(Dataset entries on figures)

━━━

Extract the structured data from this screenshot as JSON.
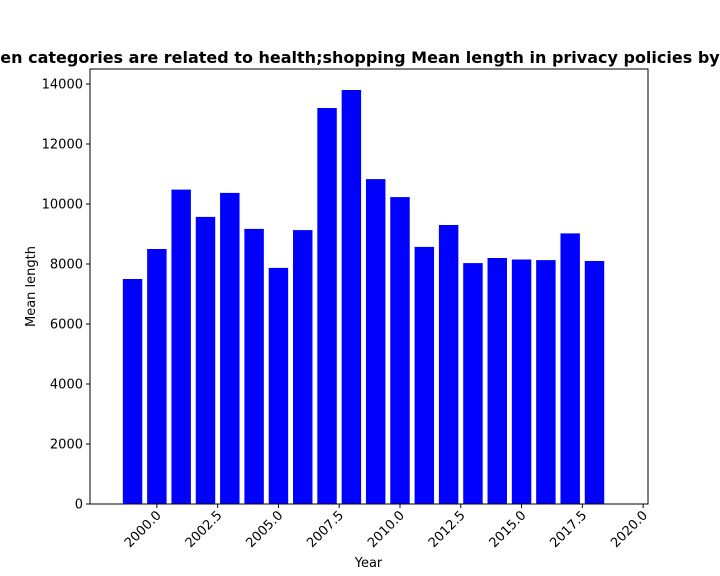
{
  "chart_data": {
    "type": "bar",
    "title": "en categories are related to health;shopping Mean length in privacy policies by",
    "xlabel": "Year",
    "ylabel": "Mean length",
    "x": [
      1999,
      2000,
      2001,
      2002,
      2003,
      2004,
      2005,
      2006,
      2007,
      2008,
      2009,
      2010,
      2011,
      2012,
      2013,
      2014,
      2015,
      2016,
      2017,
      2018
    ],
    "values": [
      7500,
      8500,
      10480,
      9570,
      10370,
      9170,
      7870,
      9130,
      13200,
      13800,
      10830,
      10230,
      8570,
      9300,
      8030,
      8200,
      8150,
      8130,
      9020,
      8100
    ],
    "xlim": [
      1997.25,
      2020.2
    ],
    "ylim": [
      0,
      14500
    ],
    "xticks": [
      2000.0,
      2002.5,
      2005.0,
      2007.5,
      2010.0,
      2012.5,
      2015.0,
      2017.5,
      2020.0
    ],
    "xtick_labels": [
      "2000.0",
      "2002.5",
      "2005.0",
      "2007.5",
      "2010.0",
      "2012.5",
      "2015.0",
      "2017.5",
      "2020.0"
    ],
    "yticks": [
      0,
      2000,
      4000,
      6000,
      8000,
      10000,
      12000,
      14000
    ],
    "ytick_labels": [
      "0",
      "2000",
      "4000",
      "6000",
      "8000",
      "10000",
      "12000",
      "14000"
    ],
    "bar_width": 0.8,
    "bar_color": "#0000ff",
    "grid": false,
    "legend": "none"
  }
}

━━━

### What you should do
Write out each line of the data exactly; the images should be left out.

### Solution for this exercise
Extract the structured data from this screenshot as JSON.
{
  "chart_data": {
    "type": "bar",
    "title": "en categories are related to health;shopping Mean length in privacy policies by",
    "xlabel": "Year",
    "ylabel": "Mean length",
    "x": [
      1999,
      2000,
      2001,
      2002,
      2003,
      2004,
      2005,
      2006,
      2007,
      2008,
      2009,
      2010,
      2011,
      2012,
      2013,
      2014,
      2015,
      2016,
      2017,
      2018
    ],
    "values": [
      7500,
      8500,
      10480,
      9570,
      10370,
      9170,
      7870,
      9130,
      13200,
      13800,
      10830,
      10230,
      8570,
      9300,
      8030,
      8200,
      8150,
      8130,
      9020,
      8100
    ],
    "xlim": [
      1997.25,
      2020.2
    ],
    "ylim": [
      0,
      14500
    ],
    "xticks": [
      2000.0,
      2002.5,
      2005.0,
      2007.5,
      2010.0,
      2012.5,
      2015.0,
      2017.5,
      2020.0
    ],
    "xtick_labels": [
      "2000.0",
      "2002.5",
      "2005.0",
      "2007.5",
      "2010.0",
      "2012.5",
      "2015.0",
      "2017.5",
      "2020.0"
    ],
    "yticks": [
      0,
      2000,
      4000,
      6000,
      8000,
      10000,
      12000,
      14000
    ],
    "ytick_labels": [
      "0",
      "2000",
      "4000",
      "6000",
      "8000",
      "10000",
      "12000",
      "14000"
    ],
    "bar_width": 0.8,
    "bar_color": "#0000ff",
    "grid": false,
    "legend": "none"
  }
}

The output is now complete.